___ Material

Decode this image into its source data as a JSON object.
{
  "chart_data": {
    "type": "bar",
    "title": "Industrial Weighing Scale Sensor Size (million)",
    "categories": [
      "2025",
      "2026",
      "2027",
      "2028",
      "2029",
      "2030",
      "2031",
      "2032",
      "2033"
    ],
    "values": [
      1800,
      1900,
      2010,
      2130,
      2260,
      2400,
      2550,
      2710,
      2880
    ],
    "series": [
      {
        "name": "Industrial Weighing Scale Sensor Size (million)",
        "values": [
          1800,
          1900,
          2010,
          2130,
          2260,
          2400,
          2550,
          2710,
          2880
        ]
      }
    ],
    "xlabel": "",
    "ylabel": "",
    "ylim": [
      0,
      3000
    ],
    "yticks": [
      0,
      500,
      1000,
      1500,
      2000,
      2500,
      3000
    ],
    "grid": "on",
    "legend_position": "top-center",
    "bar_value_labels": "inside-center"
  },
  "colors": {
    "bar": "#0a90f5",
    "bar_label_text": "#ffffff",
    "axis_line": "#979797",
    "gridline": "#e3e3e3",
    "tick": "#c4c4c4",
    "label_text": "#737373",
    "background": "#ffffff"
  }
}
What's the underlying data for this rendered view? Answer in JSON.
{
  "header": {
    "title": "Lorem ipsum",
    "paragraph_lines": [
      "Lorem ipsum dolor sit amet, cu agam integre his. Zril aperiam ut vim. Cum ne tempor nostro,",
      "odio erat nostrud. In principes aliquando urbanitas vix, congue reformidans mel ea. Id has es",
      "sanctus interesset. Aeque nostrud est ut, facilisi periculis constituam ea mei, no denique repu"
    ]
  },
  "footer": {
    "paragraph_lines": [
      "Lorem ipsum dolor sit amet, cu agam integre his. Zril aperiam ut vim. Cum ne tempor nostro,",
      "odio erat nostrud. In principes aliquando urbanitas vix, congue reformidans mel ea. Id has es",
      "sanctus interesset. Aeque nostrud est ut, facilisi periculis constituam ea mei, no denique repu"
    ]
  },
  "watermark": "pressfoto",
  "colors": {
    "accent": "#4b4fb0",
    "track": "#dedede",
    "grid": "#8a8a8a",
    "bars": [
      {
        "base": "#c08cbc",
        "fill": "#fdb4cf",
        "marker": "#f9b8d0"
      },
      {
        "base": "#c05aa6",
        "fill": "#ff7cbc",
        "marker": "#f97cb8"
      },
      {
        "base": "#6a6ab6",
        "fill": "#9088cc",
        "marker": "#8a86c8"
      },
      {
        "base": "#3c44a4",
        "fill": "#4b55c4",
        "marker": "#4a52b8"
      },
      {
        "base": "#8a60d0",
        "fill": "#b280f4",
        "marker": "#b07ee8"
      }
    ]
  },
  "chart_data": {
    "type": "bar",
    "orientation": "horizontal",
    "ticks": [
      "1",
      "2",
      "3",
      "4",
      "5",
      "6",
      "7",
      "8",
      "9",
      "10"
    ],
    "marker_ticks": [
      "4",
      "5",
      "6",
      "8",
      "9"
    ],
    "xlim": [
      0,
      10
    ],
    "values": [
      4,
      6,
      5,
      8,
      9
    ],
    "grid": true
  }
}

______

Extract each line from the listing above, please, and repeat it exactly.

#### Answer to this exercise:
Decode this image into its source data as a JSON object.
{
  "chart_data": {
    "type": "bar",
    "title": "Industrial Weighing Scale Sensor Size (million)",
    "categories": [
      "2025",
      "2026",
      "2027",
      "2028",
      "2029",
      "2030",
      "2031",
      "2032",
      "2033"
    ],
    "values": [
      1800,
      1900,
      2010,
      2130,
      2260,
      2400,
      2550,
      2710,
      2880
    ],
    "series": [
      {
        "name": "Industrial Weighing Scale Sensor Size (million)",
        "values": [
          1800,
          1900,
          2010,
          2130,
          2260,
          2400,
          2550,
          2710,
          2880
        ]
      }
    ],
    "xlabel": "",
    "ylabel": "",
    "ylim": [
      0,
      3000
    ],
    "yticks": [
      0,
      500,
      1000,
      1500,
      2000,
      2500,
      3000
    ],
    "grid": "on",
    "legend_position": "top-center",
    "bar_value_labels": "inside-center"
  },
  "colors": {
    "bar": "#0a90f5",
    "bar_label_text": "#ffffff",
    "axis_line": "#979797",
    "gridline": "#e3e3e3",
    "tick": "#c4c4c4",
    "label_text": "#737373",
    "background": "#ffffff"
  }
}
What's the underlying data for this rendered view? Answer in JSON.
{
  "header": {
    "title": "Lorem ipsum",
    "paragraph_lines": [
      "Lorem ipsum dolor sit amet, cu agam integre his. Zril aperiam ut vim. Cum ne tempor nostro,",
      "odio erat nostrud. In principes aliquando urbanitas vix, congue reformidans mel ea. Id has es",
      "sanctus interesset. Aeque nostrud est ut, facilisi periculis constituam ea mei, no denique repu"
    ]
  },
  "footer": {
    "paragraph_lines": [
      "Lorem ipsum dolor sit amet, cu agam integre his. Zril aperiam ut vim. Cum ne tempor nostro,",
      "odio erat nostrud. In principes aliquando urbanitas vix, congue reformidans mel ea. Id has es",
      "sanctus interesset. Aeque nostrud est ut, facilisi periculis constituam ea mei, no denique repu"
    ]
  },
  "watermark": "pressfoto",
  "colors": {
    "accent": "#4b4fb0",
    "track": "#dedede",
    "grid": "#8a8a8a",
    "bars": [
      {
        "base": "#c08cbc",
        "fill": "#fdb4cf",
        "marker": "#f9b8d0"
      },
      {
        "base": "#c05aa6",
        "fill": "#ff7cbc",
        "marker": "#f97cb8"
      },
      {
        "base": "#6a6ab6",
        "fill": "#9088cc",
        "marker": "#8a86c8"
      },
      {
        "base": "#3c44a4",
        "fill": "#4b55c4",
        "marker": "#4a52b8"
      },
      {
        "base": "#8a60d0",
        "fill": "#b280f4",
        "marker": "#b07ee8"
      }
    ]
  },
  "chart_data": {
    "type": "bar",
    "orientation": "horizontal",
    "ticks": [
      "1",
      "2",
      "3",
      "4",
      "5",
      "6",
      "7",
      "8",
      "9",
      "10"
    ],
    "marker_ticks": [
      "4",
      "5",
      "6",
      "8",
      "9"
    ],
    "xlim": [
      0,
      10
    ],
    "values": [
      4,
      6,
      5,
      8,
      9
    ],
    "grid": true
  }
}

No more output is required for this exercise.